YOUR GOAL » From the listing below, work out how many lines contain "paralýze". Reply with that number only.

INPUT FOR THIS TASK »
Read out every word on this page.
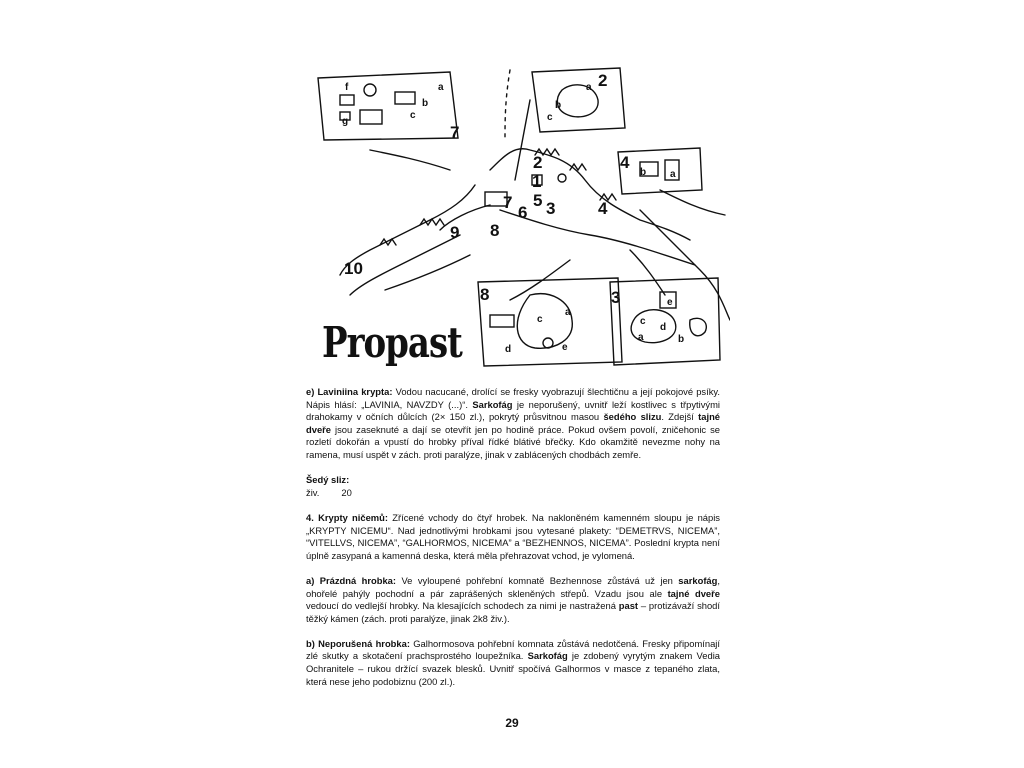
1
2
3	4
5
6
7
8
9
10
7
2
4
8	3
f	a
b
c
g
a
c
b
b a
a
c
d	e
e
c
a	b
d
Propast

e) Laviniina krypta: Vodou nacucané, drolící se fresky vyobrazují šlechtičnu a její pokojové psíky. Nápis hlásí: „LAVINIA, NAVZDY (...)“. Sarkofág je neporušený, uvnitř leží kostlivec s třpytivými drahokamy v očních důlcích (2× 150 zl.), pokrytý průsvitnou masou šedého slizu. Zdejší tajné dveře jsou zaseknuté a dají se otevřít jen po hodině práce. Pokud ovšem povolí, zničehonic se rozletí dokořán a vpustí do hrobky příval řídké blátivé břečky. Kdo okamžitě nevezme nohy na ramena, musí uspět v zách. proti paralýze, jinak v zablácených chodbách zemře.

Šedý sliz:
živ. 20

4. Krypty ničemů: Zřícené vchody do čtyř hrobek. Na nakloněném kamenném sloupu je nápis „KRYPTY NICEMU“. Nad jednotlivými hrobkami jsou vytesané plakety: “DEMETRVS, NICEMA”, “VITELLVS, NICEMA”, “GALHORMOS, NICEMA” a “BEZHENNOS, NICEMA”. Poslední krypta není úplně zasypaná a kamenná deska, která měla přehrazovat vchod, je vylomená.

a) Prázdná hrobka: Ve vyloupené pohřební komnatě Bezhennose zůstává už jen sarkofág, ohořelé pahýly pochodní a pár zaprášených skleněných střepů. Vzadu jsou ale tajné dveře vedoucí do vedlejší hrobky. Na klesajících schodech za nimi je nastražená past – protizávaží shodí těžký kámen (zách. proti paralýze, jinak 2k8 živ.).

b) Neporušená hrobka: Galhormosova pohřební komnata zůstává nedotčená. Fresky připomínají zlé skutky a skotačení prachsprostého loupežníka. Sarkofág je zdobený vyrytým znakem Vedia Ochranitele – rukou držící svazek blesků. Uvnitř spočívá Galhormos v masce z tepaného zlata, která nese jeho podobiznu (200 zl.).

29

FULL ANSWER » 2